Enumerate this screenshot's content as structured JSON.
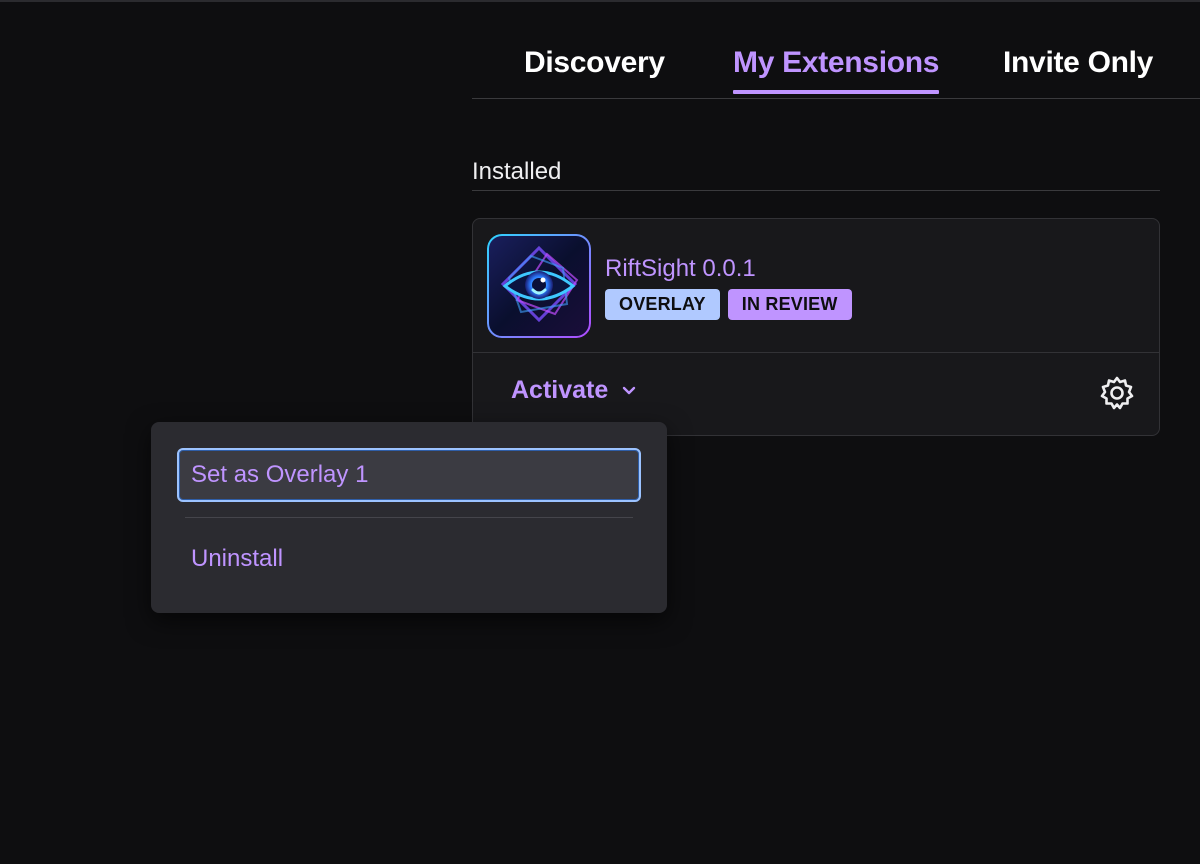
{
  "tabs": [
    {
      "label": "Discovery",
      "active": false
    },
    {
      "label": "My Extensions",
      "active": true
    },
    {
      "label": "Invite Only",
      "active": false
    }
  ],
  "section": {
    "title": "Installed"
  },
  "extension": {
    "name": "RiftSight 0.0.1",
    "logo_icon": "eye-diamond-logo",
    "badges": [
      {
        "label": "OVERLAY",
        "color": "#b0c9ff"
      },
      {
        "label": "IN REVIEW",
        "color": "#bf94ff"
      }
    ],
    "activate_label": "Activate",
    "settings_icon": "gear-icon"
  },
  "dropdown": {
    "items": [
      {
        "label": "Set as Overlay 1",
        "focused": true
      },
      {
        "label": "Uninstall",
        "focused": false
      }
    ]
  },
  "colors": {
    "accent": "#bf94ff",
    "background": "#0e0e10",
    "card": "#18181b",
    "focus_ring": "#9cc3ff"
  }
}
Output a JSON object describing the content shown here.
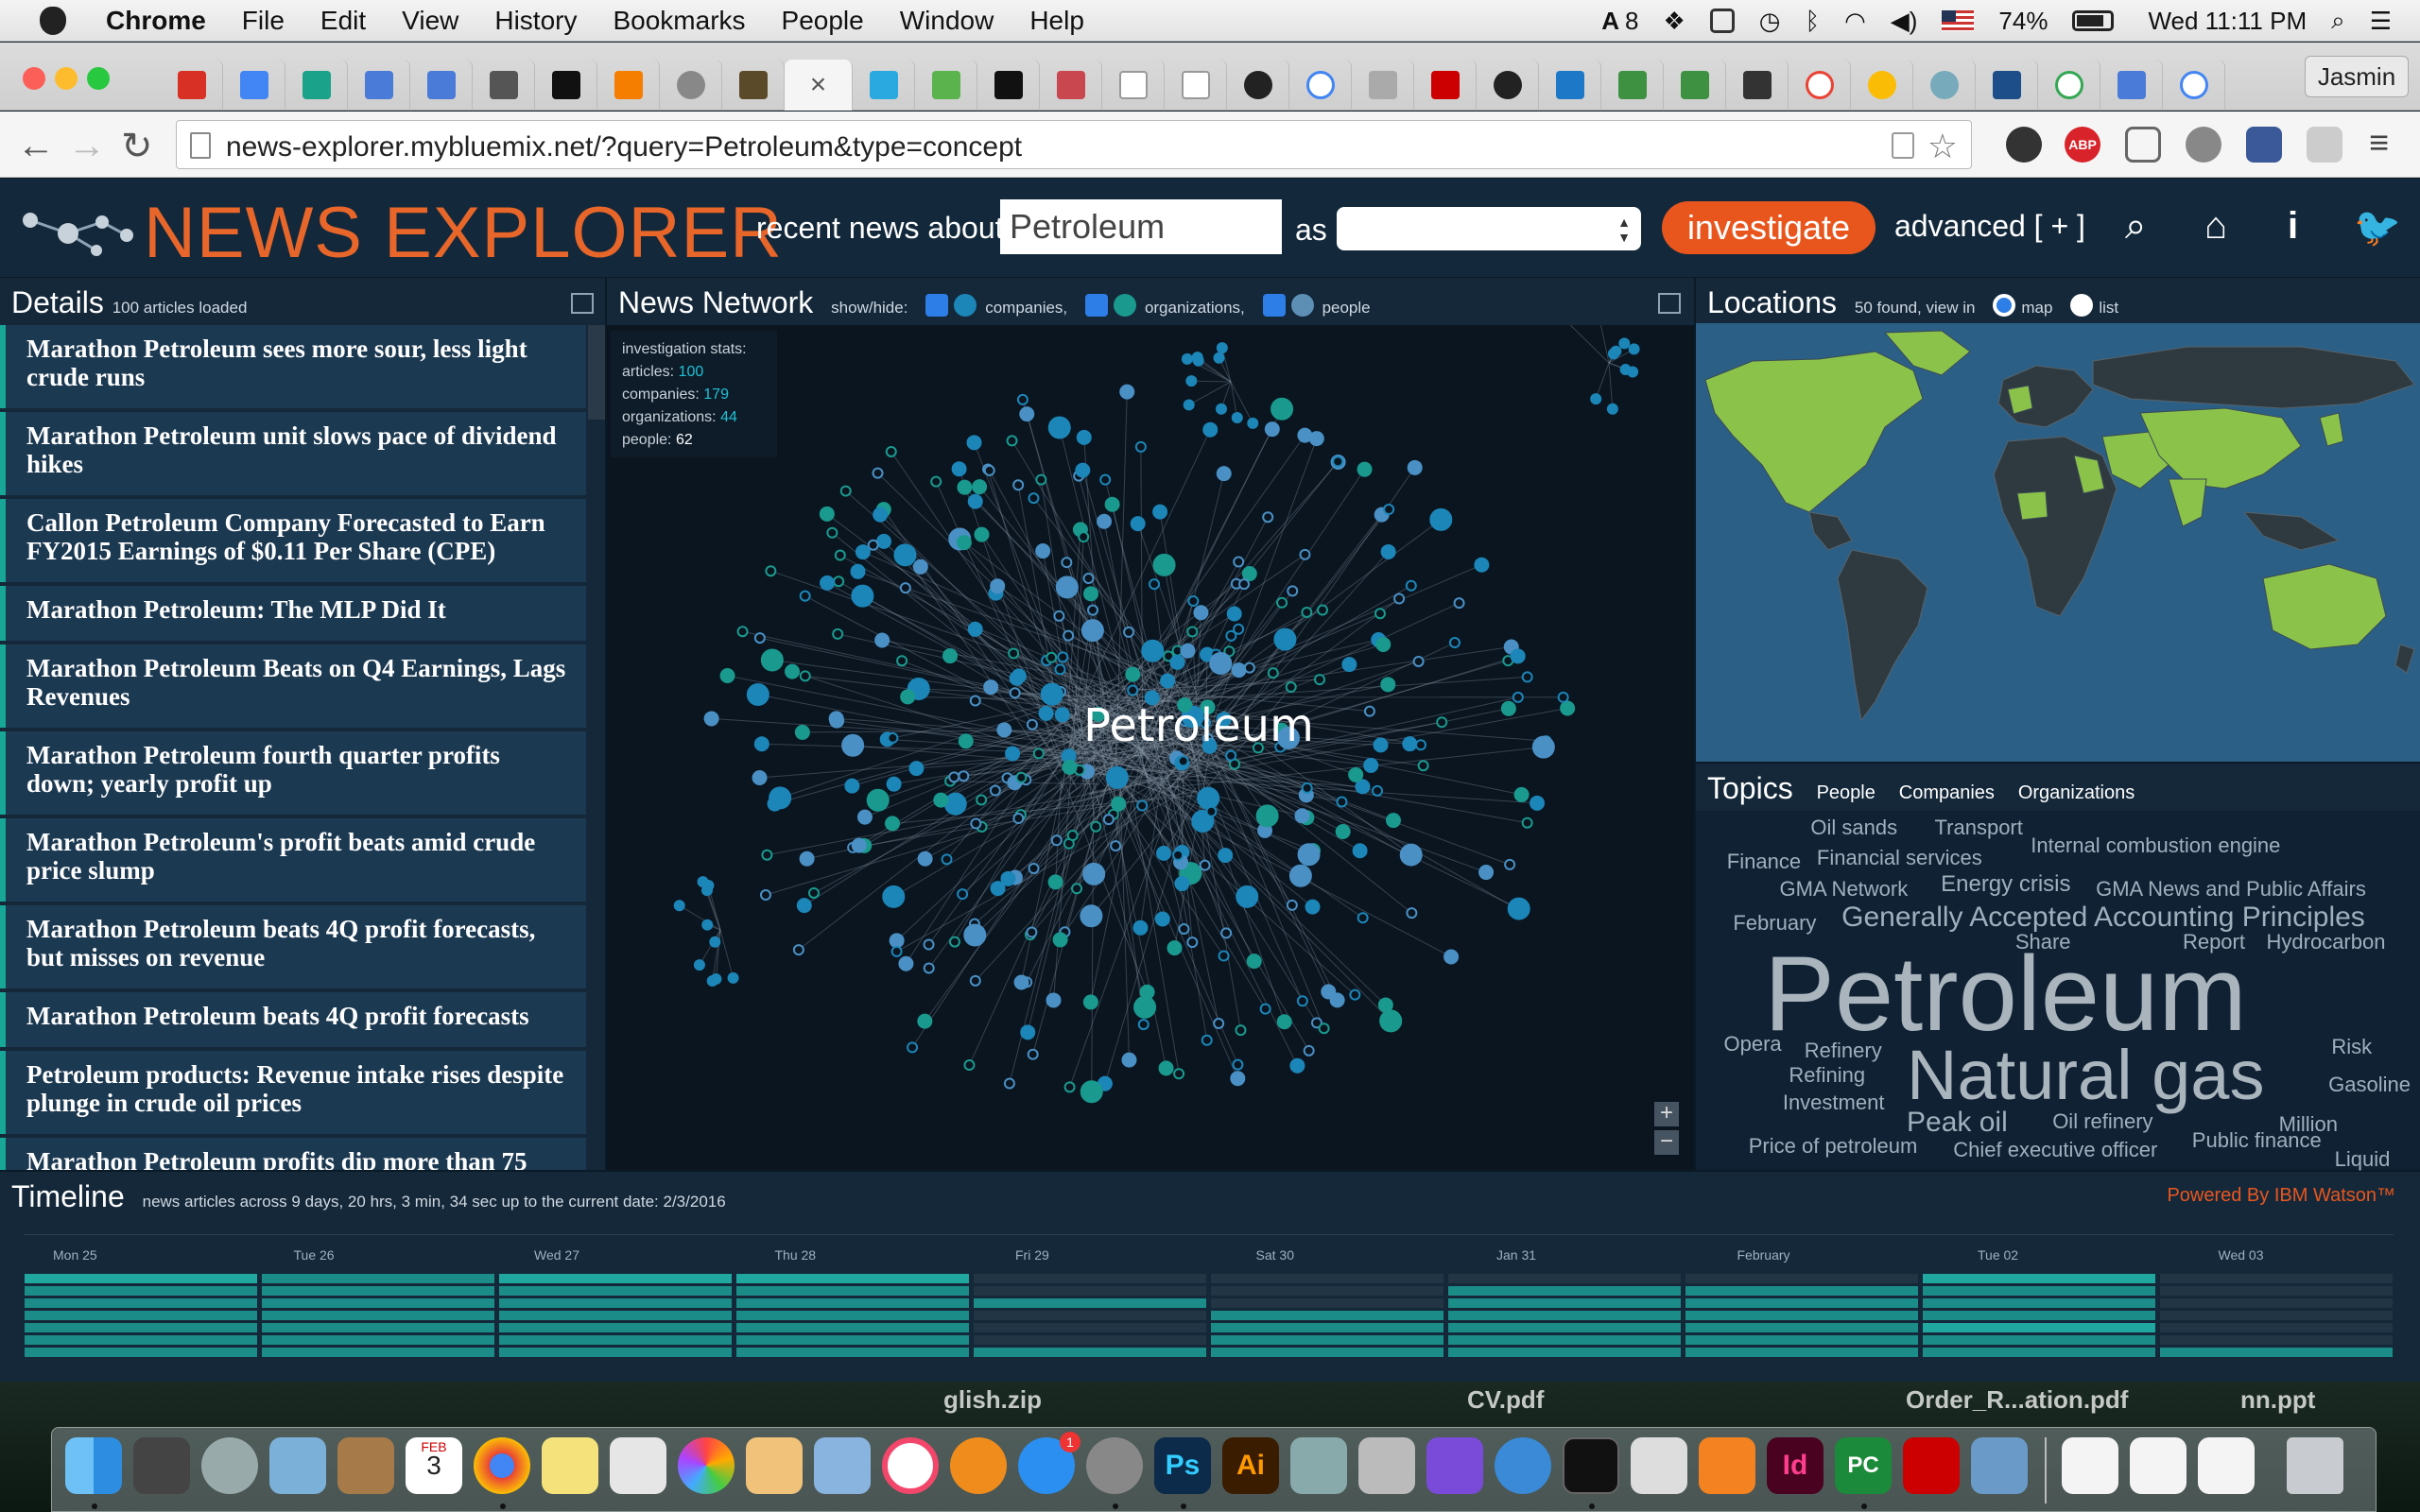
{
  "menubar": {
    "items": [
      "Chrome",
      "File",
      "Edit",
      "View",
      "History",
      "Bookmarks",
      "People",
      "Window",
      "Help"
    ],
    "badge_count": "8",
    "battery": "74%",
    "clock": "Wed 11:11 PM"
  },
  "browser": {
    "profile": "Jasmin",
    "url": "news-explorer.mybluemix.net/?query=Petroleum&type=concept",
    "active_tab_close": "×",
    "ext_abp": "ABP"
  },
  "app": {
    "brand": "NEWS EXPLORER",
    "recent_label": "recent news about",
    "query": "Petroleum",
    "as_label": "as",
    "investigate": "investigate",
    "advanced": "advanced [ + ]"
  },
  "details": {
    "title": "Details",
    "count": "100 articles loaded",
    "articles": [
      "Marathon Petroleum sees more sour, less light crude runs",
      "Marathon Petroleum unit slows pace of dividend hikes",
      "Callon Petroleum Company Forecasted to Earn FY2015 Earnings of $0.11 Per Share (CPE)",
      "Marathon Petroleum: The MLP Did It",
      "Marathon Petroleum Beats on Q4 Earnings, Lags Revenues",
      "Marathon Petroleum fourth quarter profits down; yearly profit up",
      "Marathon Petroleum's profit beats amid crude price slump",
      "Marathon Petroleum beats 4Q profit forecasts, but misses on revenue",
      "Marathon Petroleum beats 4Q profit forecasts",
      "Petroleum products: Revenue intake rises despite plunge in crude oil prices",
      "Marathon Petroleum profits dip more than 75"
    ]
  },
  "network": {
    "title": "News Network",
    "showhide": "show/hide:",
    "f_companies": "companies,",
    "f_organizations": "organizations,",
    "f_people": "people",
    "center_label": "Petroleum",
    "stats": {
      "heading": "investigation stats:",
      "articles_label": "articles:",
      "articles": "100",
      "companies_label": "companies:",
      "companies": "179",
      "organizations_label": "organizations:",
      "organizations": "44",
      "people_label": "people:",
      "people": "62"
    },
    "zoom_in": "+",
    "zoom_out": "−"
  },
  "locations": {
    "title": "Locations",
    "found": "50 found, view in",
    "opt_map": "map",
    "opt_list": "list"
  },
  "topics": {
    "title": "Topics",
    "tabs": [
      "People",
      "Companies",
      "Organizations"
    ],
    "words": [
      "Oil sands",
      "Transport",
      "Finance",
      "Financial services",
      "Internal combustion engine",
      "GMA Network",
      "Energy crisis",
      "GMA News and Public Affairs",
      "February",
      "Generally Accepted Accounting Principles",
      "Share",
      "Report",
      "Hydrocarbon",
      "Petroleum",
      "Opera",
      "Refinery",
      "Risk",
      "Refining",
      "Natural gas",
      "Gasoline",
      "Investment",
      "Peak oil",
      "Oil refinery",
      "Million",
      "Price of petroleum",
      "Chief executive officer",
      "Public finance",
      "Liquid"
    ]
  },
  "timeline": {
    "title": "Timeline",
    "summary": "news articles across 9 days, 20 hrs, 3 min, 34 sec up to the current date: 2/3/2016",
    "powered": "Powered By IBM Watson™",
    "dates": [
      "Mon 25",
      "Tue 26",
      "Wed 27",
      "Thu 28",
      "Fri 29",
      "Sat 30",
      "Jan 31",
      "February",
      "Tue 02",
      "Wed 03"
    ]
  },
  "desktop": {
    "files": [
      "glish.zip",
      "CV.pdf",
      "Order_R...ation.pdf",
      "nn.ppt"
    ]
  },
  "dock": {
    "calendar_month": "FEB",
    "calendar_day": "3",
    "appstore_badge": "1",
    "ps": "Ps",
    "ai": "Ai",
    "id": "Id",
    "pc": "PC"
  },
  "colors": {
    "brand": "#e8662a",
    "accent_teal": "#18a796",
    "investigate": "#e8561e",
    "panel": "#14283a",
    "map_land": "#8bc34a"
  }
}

• • • • • • •

*Given problem*:
Take the entries shown above and quote them verbatim, passing over the pictures.

*Expected answer*:
Enumerate this screenshot's content as structured JSON.
{
  "tabs": [
    {
      "label": "Discovery",
      "active": false
    },
    {
      "label": "My Extensions",
      "active": true
    },
    {
      "label": "Invite Only",
      "active": false
    }
  ],
  "section": {
    "title": "Installed"
  },
  "extension": {
    "name": "RiftSight 0.0.1",
    "logo_icon": "eye-diamond-logo",
    "badges": [
      {
        "label": "OVERLAY",
        "color": "#b0c9ff"
      },
      {
        "label": "IN REVIEW",
        "color": "#bf94ff"
      }
    ],
    "activate_label": "Activate",
    "settings_icon": "gear-icon"
  },
  "dropdown": {
    "items": [
      {
        "label": "Set as Overlay 1",
        "focused": true
      },
      {
        "label": "Uninstall",
        "focused": false
      }
    ]
  },
  "colors": {
    "accent": "#bf94ff",
    "background": "#0e0e10",
    "card": "#18181b",
    "focus_ring": "#9cc3ff"
  }
}
Output a JSON object describing the content shown here.
{
  "menubar": {
    "items": [
      "Chrome",
      "File",
      "Edit",
      "View",
      "History",
      "Bookmarks",
      "People",
      "Window",
      "Help"
    ],
    "badge_count": "8",
    "battery": "74%",
    "clock": "Wed 11:11 PM"
  },
  "browser": {
    "profile": "Jasmin",
    "url": "news-explorer.mybluemix.net/?query=Petroleum&type=concept",
    "active_tab_close": "×",
    "ext_abp": "ABP"
  },
  "app": {
    "brand": "NEWS EXPLORER",
    "recent_label": "recent news about",
    "query": "Petroleum",
    "as_label": "as",
    "investigate": "investigate",
    "advanced": "advanced [ + ]"
  },
  "details": {
    "title": "Details",
    "count": "100 articles loaded",
    "articles": [
      "Marathon Petroleum sees more sour, less light crude runs",
      "Marathon Petroleum unit slows pace of dividend hikes",
      "Callon Petroleum Company Forecasted to Earn FY2015 Earnings of $0.11 Per Share (CPE)",
      "Marathon Petroleum: The MLP Did It",
      "Marathon Petroleum Beats on Q4 Earnings, Lags Revenues",
      "Marathon Petroleum fourth quarter profits down; yearly profit up",
      "Marathon Petroleum's profit beats amid crude price slump",
      "Marathon Petroleum beats 4Q profit forecasts, but misses on revenue",
      "Marathon Petroleum beats 4Q profit forecasts",
      "Petroleum products: Revenue intake rises despite plunge in crude oil prices",
      "Marathon Petroleum profits dip more than 75"
    ]
  },
  "network": {
    "title": "News Network",
    "showhide": "show/hide:",
    "f_companies": "companies,",
    "f_organizations": "organizations,",
    "f_people": "people",
    "center_label": "Petroleum",
    "stats": {
      "heading": "investigation stats:",
      "articles_label": "articles:",
      "articles": "100",
      "companies_label": "companies:",
      "companies": "179",
      "organizations_label": "organizations:",
      "organizations": "44",
      "people_label": "people:",
      "people": "62"
    },
    "zoom_in": "+",
    "zoom_out": "−"
  },
  "locations": {
    "title": "Locations",
    "found": "50 found, view in",
    "opt_map": "map",
    "opt_list": "list"
  },
  "topics": {
    "title": "Topics",
    "tabs": [
      "People",
      "Companies",
      "Organizations"
    ],
    "words": [
      "Oil sands",
      "Transport",
      "Finance",
      "Financial services",
      "Internal combustion engine",
      "GMA Network",
      "Energy crisis",
      "GMA News and Public Affairs",
      "February",
      "Generally Accepted Accounting Principles",
      "Share",
      "Report",
      "Hydrocarbon",
      "Petroleum",
      "Opera",
      "Refinery",
      "Risk",
      "Refining",
      "Natural gas",
      "Gasoline",
      "Investment",
      "Peak oil",
      "Oil refinery",
      "Million",
      "Price of petroleum",
      "Chief executive officer",
      "Public finance",
      "Liquid"
    ]
  },
  "timeline": {
    "title": "Timeline",
    "summary": "news articles across 9 days, 20 hrs, 3 min, 34 sec up to the current date: 2/3/2016",
    "powered": "Powered By IBM Watson™",
    "dates": [
      "Mon 25",
      "Tue 26",
      "Wed 27",
      "Thu 28",
      "Fri 29",
      "Sat 30",
      "Jan 31",
      "February",
      "Tue 02",
      "Wed 03"
    ]
  },
  "desktop": {
    "files": [
      "glish.zip",
      "CV.pdf",
      "Order_R...ation.pdf",
      "nn.ppt"
    ]
  },
  "dock": {
    "calendar_month": "FEB",
    "calendar_day": "3",
    "appstore_badge": "1",
    "ps": "Ps",
    "ai": "Ai",
    "id": "Id",
    "pc": "PC"
  },
  "colors": {
    "brand": "#e8662a",
    "accent_teal": "#18a796",
    "investigate": "#e8561e",
    "panel": "#14283a",
    "map_land": "#8bc34a"
  }
}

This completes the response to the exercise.